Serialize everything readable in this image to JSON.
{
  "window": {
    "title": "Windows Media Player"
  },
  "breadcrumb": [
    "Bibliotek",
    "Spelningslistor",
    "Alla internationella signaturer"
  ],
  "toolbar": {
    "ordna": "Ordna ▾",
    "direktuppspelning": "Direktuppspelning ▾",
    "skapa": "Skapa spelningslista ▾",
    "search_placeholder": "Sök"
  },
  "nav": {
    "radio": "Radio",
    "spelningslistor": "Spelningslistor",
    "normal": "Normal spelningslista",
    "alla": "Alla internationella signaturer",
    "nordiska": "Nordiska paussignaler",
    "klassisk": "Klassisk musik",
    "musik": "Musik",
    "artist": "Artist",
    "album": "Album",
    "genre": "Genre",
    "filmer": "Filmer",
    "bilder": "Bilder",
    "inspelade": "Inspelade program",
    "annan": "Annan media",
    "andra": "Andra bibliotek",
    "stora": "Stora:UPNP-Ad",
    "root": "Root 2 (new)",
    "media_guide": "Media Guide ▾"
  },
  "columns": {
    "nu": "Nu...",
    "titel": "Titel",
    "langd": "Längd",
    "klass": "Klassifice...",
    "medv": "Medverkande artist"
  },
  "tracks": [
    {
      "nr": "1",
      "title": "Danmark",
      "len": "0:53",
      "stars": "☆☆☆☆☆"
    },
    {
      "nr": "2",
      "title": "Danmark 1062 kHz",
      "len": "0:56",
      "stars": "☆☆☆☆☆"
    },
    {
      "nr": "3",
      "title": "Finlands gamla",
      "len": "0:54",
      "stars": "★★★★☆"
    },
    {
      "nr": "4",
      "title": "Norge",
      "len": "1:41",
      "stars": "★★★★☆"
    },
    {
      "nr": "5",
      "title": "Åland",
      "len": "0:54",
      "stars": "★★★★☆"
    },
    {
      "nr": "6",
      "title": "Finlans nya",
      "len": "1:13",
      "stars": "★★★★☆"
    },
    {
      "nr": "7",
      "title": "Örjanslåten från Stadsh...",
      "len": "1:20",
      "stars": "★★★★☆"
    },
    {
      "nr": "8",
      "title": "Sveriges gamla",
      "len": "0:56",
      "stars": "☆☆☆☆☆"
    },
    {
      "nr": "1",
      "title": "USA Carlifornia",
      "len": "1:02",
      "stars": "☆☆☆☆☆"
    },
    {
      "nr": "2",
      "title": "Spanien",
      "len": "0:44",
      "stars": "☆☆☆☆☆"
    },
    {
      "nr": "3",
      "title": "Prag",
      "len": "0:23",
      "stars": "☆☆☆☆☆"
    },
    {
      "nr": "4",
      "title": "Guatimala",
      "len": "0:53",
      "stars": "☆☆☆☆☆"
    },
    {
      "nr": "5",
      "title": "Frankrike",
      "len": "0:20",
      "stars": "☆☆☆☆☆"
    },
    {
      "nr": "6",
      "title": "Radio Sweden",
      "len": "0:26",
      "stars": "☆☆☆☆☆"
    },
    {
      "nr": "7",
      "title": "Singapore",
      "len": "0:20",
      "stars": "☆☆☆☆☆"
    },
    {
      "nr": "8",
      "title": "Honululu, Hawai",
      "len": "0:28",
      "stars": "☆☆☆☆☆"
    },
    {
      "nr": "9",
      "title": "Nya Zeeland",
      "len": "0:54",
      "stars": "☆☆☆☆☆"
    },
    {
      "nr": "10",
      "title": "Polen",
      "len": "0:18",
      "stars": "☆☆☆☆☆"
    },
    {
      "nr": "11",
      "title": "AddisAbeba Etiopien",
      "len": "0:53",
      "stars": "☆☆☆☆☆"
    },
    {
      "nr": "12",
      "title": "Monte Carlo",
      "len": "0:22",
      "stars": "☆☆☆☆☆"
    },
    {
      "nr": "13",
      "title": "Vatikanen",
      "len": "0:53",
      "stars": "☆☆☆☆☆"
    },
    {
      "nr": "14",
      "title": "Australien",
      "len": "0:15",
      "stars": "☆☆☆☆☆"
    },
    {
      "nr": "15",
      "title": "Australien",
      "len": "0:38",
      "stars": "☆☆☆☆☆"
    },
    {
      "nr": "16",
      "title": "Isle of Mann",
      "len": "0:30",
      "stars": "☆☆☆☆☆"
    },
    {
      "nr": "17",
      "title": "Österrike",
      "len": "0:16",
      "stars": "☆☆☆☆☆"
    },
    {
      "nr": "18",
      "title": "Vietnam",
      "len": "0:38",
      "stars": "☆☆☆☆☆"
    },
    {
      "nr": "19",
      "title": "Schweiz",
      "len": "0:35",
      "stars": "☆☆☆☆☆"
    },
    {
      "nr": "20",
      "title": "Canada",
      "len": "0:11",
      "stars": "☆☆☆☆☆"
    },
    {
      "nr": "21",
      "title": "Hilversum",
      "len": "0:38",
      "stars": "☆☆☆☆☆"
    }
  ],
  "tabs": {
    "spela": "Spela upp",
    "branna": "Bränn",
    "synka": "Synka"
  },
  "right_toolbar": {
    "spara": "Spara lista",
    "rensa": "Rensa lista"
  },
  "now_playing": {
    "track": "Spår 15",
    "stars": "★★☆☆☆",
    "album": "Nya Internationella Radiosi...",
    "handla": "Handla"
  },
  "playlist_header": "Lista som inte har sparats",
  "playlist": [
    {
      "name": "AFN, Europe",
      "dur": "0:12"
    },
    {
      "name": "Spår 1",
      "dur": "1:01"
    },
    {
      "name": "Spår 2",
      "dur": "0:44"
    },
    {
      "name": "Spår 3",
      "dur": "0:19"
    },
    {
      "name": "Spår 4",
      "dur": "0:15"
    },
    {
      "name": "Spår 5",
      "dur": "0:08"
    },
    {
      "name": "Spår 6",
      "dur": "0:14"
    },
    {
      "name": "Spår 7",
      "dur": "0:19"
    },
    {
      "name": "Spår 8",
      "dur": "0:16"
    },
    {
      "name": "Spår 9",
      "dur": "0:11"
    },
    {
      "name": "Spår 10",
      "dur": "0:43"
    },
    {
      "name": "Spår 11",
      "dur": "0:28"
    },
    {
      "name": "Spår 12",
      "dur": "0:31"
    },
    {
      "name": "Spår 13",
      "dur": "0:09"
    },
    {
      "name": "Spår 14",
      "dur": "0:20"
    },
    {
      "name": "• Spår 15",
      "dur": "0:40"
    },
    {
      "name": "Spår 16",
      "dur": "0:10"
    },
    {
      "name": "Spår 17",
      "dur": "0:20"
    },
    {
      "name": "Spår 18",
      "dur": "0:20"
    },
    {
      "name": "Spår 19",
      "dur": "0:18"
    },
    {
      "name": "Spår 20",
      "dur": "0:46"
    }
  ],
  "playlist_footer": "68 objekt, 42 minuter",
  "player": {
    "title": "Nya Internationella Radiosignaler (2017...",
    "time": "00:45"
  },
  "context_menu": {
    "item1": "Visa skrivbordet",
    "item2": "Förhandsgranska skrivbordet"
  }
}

# # #

— Task brief —
Repeat the records exactly, including every line.

— Solution to this task —
Serialize everything readable in this image to JSON.
{
  "window": {
    "title": "Windows Media Player"
  },
  "breadcrumb": [
    "Bibliotek",
    "Spelningslistor",
    "Alla internationella signaturer"
  ],
  "toolbar": {
    "ordna": "Ordna ▾",
    "direktuppspelning": "Direktuppspelning ▾",
    "skapa": "Skapa spelningslista ▾",
    "search_placeholder": "Sök"
  },
  "nav": {
    "radio": "Radio",
    "spelningslistor": "Spelningslistor",
    "normal": "Normal spelningslista",
    "alla": "Alla internationella signaturer",
    "nordiska": "Nordiska paussignaler",
    "klassisk": "Klassisk musik",
    "musik": "Musik",
    "artist": "Artist",
    "album": "Album",
    "genre": "Genre",
    "filmer": "Filmer",
    "bilder": "Bilder",
    "inspelade": "Inspelade program",
    "annan": "Annan media",
    "andra": "Andra bibliotek",
    "stora": "Stora:UPNP-Ad",
    "root": "Root 2 (new)",
    "media_guide": "Media Guide ▾"
  },
  "columns": {
    "nu": "Nu...",
    "titel": "Titel",
    "langd": "Längd",
    "klass": "Klassifice...",
    "medv": "Medverkande artist"
  },
  "tracks": [
    {
      "nr": "1",
      "title": "Danmark",
      "len": "0:53",
      "stars": "☆☆☆☆☆"
    },
    {
      "nr": "2",
      "title": "Danmark 1062 kHz",
      "len": "0:56",
      "stars": "☆☆☆☆☆"
    },
    {
      "nr": "3",
      "title": "Finlands gamla",
      "len": "0:54",
      "stars": "★★★★☆"
    },
    {
      "nr": "4",
      "title": "Norge",
      "len": "1:41",
      "stars": "★★★★☆"
    },
    {
      "nr": "5",
      "title": "Åland",
      "len": "0:54",
      "stars": "★★★★☆"
    },
    {
      "nr": "6",
      "title": "Finlans nya",
      "len": "1:13",
      "stars": "★★★★☆"
    },
    {
      "nr": "7",
      "title": "Örjanslåten från Stadsh...",
      "len": "1:20",
      "stars": "★★★★☆"
    },
    {
      "nr": "8",
      "title": "Sveriges gamla",
      "len": "0:56",
      "stars": "☆☆☆☆☆"
    },
    {
      "nr": "1",
      "title": "USA Carlifornia",
      "len": "1:02",
      "stars": "☆☆☆☆☆"
    },
    {
      "nr": "2",
      "title": "Spanien",
      "len": "0:44",
      "stars": "☆☆☆☆☆"
    },
    {
      "nr": "3",
      "title": "Prag",
      "len": "0:23",
      "stars": "☆☆☆☆☆"
    },
    {
      "nr": "4",
      "title": "Guatimala",
      "len": "0:53",
      "stars": "☆☆☆☆☆"
    },
    {
      "nr": "5",
      "title": "Frankrike",
      "len": "0:20",
      "stars": "☆☆☆☆☆"
    },
    {
      "nr": "6",
      "title": "Radio Sweden",
      "len": "0:26",
      "stars": "☆☆☆☆☆"
    },
    {
      "nr": "7",
      "title": "Singapore",
      "len": "0:20",
      "stars": "☆☆☆☆☆"
    },
    {
      "nr": "8",
      "title": "Honululu, Hawai",
      "len": "0:28",
      "stars": "☆☆☆☆☆"
    },
    {
      "nr": "9",
      "title": "Nya Zeeland",
      "len": "0:54",
      "stars": "☆☆☆☆☆"
    },
    {
      "nr": "10",
      "title": "Polen",
      "len": "0:18",
      "stars": "☆☆☆☆☆"
    },
    {
      "nr": "11",
      "title": "AddisAbeba Etiopien",
      "len": "0:53",
      "stars": "☆☆☆☆☆"
    },
    {
      "nr": "12",
      "title": "Monte Carlo",
      "len": "0:22",
      "stars": "☆☆☆☆☆"
    },
    {
      "nr": "13",
      "title": "Vatikanen",
      "len": "0:53",
      "stars": "☆☆☆☆☆"
    },
    {
      "nr": "14",
      "title": "Australien",
      "len": "0:15",
      "stars": "☆☆☆☆☆"
    },
    {
      "nr": "15",
      "title": "Australien",
      "len": "0:38",
      "stars": "☆☆☆☆☆"
    },
    {
      "nr": "16",
      "title": "Isle of Mann",
      "len": "0:30",
      "stars": "☆☆☆☆☆"
    },
    {
      "nr": "17",
      "title": "Österrike",
      "len": "0:16",
      "stars": "☆☆☆☆☆"
    },
    {
      "nr": "18",
      "title": "Vietnam",
      "len": "0:38",
      "stars": "☆☆☆☆☆"
    },
    {
      "nr": "19",
      "title": "Schweiz",
      "len": "0:35",
      "stars": "☆☆☆☆☆"
    },
    {
      "nr": "20",
      "title": "Canada",
      "len": "0:11",
      "stars": "☆☆☆☆☆"
    },
    {
      "nr": "21",
      "title": "Hilversum",
      "len": "0:38",
      "stars": "☆☆☆☆☆"
    }
  ],
  "tabs": {
    "spela": "Spela upp",
    "branna": "Bränn",
    "synka": "Synka"
  },
  "right_toolbar": {
    "spara": "Spara lista",
    "rensa": "Rensa lista"
  },
  "now_playing": {
    "track": "Spår 15",
    "stars": "★★☆☆☆",
    "album": "Nya Internationella Radiosi...",
    "handla": "Handla"
  },
  "playlist_header": "Lista som inte har sparats",
  "playlist": [
    {
      "name": "AFN, Europe",
      "dur": "0:12"
    },
    {
      "name": "Spår 1",
      "dur": "1:01"
    },
    {
      "name": "Spår 2",
      "dur": "0:44"
    },
    {
      "name": "Spår 3",
      "dur": "0:19"
    },
    {
      "name": "Spår 4",
      "dur": "0:15"
    },
    {
      "name": "Spår 5",
      "dur": "0:08"
    },
    {
      "name": "Spår 6",
      "dur": "0:14"
    },
    {
      "name": "Spår 7",
      "dur": "0:19"
    },
    {
      "name": "Spår 8",
      "dur": "0:16"
    },
    {
      "name": "Spår 9",
      "dur": "0:11"
    },
    {
      "name": "Spår 10",
      "dur": "0:43"
    },
    {
      "name": "Spår 11",
      "dur": "0:28"
    },
    {
      "name": "Spår 12",
      "dur": "0:31"
    },
    {
      "name": "Spår 13",
      "dur": "0:09"
    },
    {
      "name": "Spår 14",
      "dur": "0:20"
    },
    {
      "name": "• Spår 15",
      "dur": "0:40"
    },
    {
      "name": "Spår 16",
      "dur": "0:10"
    },
    {
      "name": "Spår 17",
      "dur": "0:20"
    },
    {
      "name": "Spår 18",
      "dur": "0:20"
    },
    {
      "name": "Spår 19",
      "dur": "0:18"
    },
    {
      "name": "Spår 20",
      "dur": "0:46"
    }
  ],
  "playlist_footer": "68 objekt, 42 minuter",
  "player": {
    "title": "Nya Internationella Radiosignaler (2017...",
    "time": "00:45"
  },
  "context_menu": {
    "item1": "Visa skrivbordet",
    "item2": "Förhandsgranska skrivbordet"
  }
}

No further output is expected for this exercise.